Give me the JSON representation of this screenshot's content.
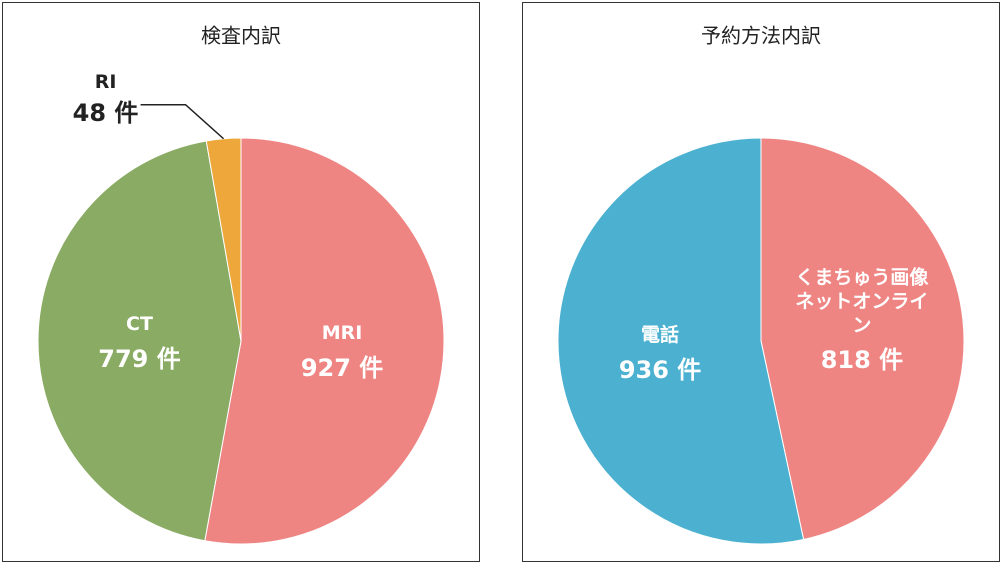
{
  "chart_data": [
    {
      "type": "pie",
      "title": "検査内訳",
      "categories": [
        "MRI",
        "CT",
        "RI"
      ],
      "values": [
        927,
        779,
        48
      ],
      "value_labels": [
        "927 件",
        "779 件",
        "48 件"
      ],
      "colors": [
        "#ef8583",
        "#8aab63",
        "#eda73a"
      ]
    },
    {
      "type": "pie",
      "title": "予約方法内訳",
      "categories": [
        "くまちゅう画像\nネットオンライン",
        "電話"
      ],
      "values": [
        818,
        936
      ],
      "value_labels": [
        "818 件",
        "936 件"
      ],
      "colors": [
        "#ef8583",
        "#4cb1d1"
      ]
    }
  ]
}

□ □ □ □

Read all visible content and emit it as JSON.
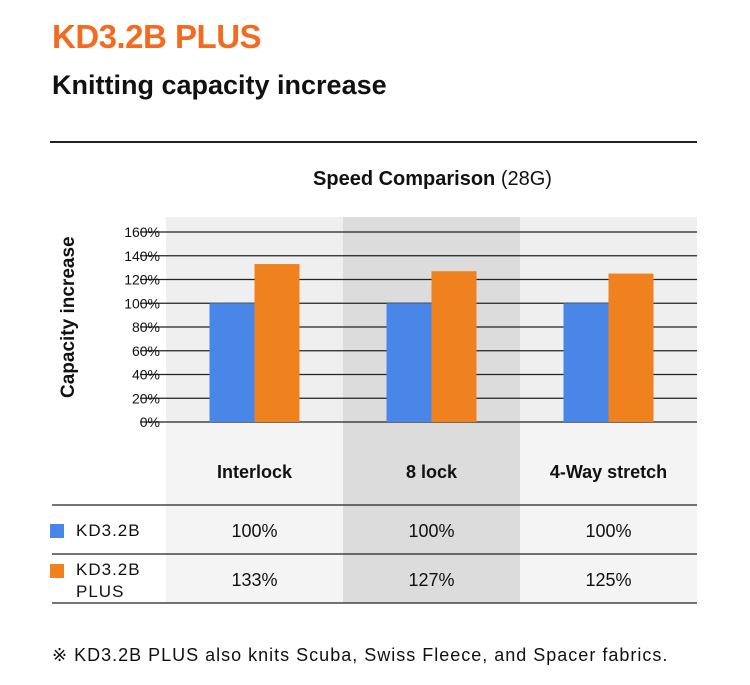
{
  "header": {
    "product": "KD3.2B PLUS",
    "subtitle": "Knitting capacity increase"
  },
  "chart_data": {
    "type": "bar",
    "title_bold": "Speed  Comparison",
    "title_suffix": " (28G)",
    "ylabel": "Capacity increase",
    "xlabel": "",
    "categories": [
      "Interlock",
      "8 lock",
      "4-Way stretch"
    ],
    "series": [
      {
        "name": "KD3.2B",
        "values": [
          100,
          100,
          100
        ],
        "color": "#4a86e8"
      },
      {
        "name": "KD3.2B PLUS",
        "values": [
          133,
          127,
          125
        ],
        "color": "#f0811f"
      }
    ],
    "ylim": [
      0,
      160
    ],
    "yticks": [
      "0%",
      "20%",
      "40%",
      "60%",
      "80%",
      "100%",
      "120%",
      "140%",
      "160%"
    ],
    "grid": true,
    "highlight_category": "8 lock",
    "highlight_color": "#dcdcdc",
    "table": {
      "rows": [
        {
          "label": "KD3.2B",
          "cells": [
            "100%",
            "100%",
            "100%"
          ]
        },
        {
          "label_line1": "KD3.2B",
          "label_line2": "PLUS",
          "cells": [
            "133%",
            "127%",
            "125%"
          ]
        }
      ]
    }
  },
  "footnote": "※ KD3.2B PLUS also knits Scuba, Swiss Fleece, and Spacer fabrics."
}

□ □ □ □

Return each line of the data that contains the string "PLUS".

    "product": "KD3.2B PLUS",
        "name": "KD3.2B PLUS",
          "label_line2": "PLUS",
  "footnote": "※ KD3.2B PLUS also knits Scuba, Swiss Fleece, and Spacer fabrics."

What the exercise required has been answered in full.